### STATED PROBLEM
Repeat all entries exactly.

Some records
........

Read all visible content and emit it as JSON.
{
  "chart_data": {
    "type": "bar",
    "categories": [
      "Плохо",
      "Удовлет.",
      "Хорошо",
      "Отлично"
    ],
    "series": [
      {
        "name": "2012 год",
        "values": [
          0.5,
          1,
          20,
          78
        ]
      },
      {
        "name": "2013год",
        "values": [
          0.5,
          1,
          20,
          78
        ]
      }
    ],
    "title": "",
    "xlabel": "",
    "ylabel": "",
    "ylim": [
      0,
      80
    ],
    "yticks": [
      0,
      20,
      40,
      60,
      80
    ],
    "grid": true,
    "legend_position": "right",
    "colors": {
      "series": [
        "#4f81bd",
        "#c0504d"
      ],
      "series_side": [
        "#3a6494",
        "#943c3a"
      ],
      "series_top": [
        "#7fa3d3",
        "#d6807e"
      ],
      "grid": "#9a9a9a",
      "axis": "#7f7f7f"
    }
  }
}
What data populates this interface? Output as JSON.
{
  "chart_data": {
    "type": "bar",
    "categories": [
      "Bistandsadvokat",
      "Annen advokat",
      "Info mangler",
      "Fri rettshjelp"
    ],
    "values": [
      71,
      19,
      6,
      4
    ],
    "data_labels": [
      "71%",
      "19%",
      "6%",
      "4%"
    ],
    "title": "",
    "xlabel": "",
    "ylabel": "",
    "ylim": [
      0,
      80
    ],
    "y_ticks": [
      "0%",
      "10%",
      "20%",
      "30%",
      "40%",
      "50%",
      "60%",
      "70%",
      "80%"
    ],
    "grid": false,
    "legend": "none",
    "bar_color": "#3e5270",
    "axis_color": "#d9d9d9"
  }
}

........

### RESPONSE TO THE TASK
Read all visible content and emit it as JSON.
{
  "chart_data": {
    "type": "bar",
    "categories": [
      "Плохо",
      "Удовлет.",
      "Хорошо",
      "Отлично"
    ],
    "series": [
      {
        "name": "2012 год",
        "values": [
          0.5,
          1,
          20,
          78
        ]
      },
      {
        "name": "2013год",
        "values": [
          0.5,
          1,
          20,
          78
        ]
      }
    ],
    "title": "",
    "xlabel": "",
    "ylabel": "",
    "ylim": [
      0,
      80
    ],
    "yticks": [
      0,
      20,
      40,
      60,
      80
    ],
    "grid": true,
    "legend_position": "right",
    "colors": {
      "series": [
        "#4f81bd",
        "#c0504d"
      ],
      "series_side": [
        "#3a6494",
        "#943c3a"
      ],
      "series_top": [
        "#7fa3d3",
        "#d6807e"
      ],
      "grid": "#9a9a9a",
      "axis": "#7f7f7f"
    }
  }
}
What data populates this interface? Output as JSON.
{
  "chart_data": {
    "type": "bar",
    "categories": [
      "Bistandsadvokat",
      "Annen advokat",
      "Info mangler",
      "Fri rettshjelp"
    ],
    "values": [
      71,
      19,
      6,
      4
    ],
    "data_labels": [
      "71%",
      "19%",
      "6%",
      "4%"
    ],
    "title": "",
    "xlabel": "",
    "ylabel": "",
    "ylim": [
      0,
      80
    ],
    "y_ticks": [
      "0%",
      "10%",
      "20%",
      "30%",
      "40%",
      "50%",
      "60%",
      "70%",
      "80%"
    ],
    "grid": false,
    "legend": "none",
    "bar_color": "#3e5270",
    "axis_color": "#d9d9d9"
  }
}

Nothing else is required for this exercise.